What the task requires: Reproduce the following material exactly, including every line.

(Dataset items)
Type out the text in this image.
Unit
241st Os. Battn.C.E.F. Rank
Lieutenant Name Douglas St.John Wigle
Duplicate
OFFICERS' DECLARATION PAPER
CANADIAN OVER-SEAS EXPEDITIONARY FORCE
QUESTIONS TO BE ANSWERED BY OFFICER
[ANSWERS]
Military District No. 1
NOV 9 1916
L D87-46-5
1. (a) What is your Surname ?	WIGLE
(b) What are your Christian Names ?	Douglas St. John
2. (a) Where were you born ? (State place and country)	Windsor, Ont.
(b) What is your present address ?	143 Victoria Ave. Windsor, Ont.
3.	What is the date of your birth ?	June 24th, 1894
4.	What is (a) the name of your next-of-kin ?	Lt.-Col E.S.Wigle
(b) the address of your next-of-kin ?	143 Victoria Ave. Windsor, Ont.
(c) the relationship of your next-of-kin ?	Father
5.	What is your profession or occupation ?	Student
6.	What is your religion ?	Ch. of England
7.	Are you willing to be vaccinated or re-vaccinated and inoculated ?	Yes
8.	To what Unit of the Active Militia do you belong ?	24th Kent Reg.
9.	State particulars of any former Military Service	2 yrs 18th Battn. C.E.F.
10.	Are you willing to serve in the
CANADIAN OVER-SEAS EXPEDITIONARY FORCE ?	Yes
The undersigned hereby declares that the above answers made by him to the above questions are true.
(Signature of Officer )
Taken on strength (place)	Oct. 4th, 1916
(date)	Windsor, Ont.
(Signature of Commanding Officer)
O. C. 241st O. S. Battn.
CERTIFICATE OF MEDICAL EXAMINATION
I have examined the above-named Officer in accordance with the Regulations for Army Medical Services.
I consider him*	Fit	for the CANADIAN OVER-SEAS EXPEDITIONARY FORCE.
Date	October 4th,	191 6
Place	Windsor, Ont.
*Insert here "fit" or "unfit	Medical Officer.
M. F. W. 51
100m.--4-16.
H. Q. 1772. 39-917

Written solution:
Type out the text in this image.
Unit
241st Os. Battn.C.E.F. Rank
Lieutenant Name Douglas St.John Wigle
Duplicate
OFFICERS' DECLARATION PAPER
CANADIAN OVER-SEAS EXPEDITIONARY FORCE
QUESTIONS TO BE ANSWERED BY OFFICER
[ANSWERS]
Military District No. 1
NOV 9 1916
L D87-46-5
1. (a) What is your Surname ?	WIGLE
(b) What are your Christian Names ?	Douglas St. John
2. (a) Where were you born ? (State place and country)	Windsor, Ont.
(b) What is your present address ?	143 Victoria Ave. Windsor, Ont.
3.	What is the date of your birth ?	June 24th, 1894
4.	What is (a) the name of your next-of-kin ?	Lt.-Col E.S.Wigle
(b) the address of your next-of-kin ?	143 Victoria Ave. Windsor, Ont.
(c) the relationship of your next-of-kin ?	Father
5.	What is your profession or occupation ?	Student
6.	What is your religion ?	Ch. of England
7.	Are you willing to be vaccinated or re-vaccinated and inoculated ?	Yes
8.	To what Unit of the Active Militia do you belong ?	24th Kent Reg.
9.	State particulars of any former Military Service	2 yrs 18th Battn. C.E.F.
10.	Are you willing to serve in the
CANADIAN OVER-SEAS EXPEDITIONARY FORCE ?	Yes
The undersigned hereby declares that the above answers made by him to the above questions are true.
(Signature of Officer )
Taken on strength (place)	Oct. 4th, 1916
(date)	Windsor, Ont.
(Signature of Commanding Officer)
O. C. 241st O. S. Battn.
CERTIFICATE OF MEDICAL EXAMINATION
I have examined the above-named Officer in accordance with the Regulations for Army Medical Services.
I consider him*	Fit	for the CANADIAN OVER-SEAS EXPEDITIONARY FORCE.
Date	October 4th,	191 6
Place	Windsor, Ont.
*Insert here "fit" or "unfit	Medical Officer.
M. F. W. 51
100m.--4-16.
H. Q. 1772. 39-917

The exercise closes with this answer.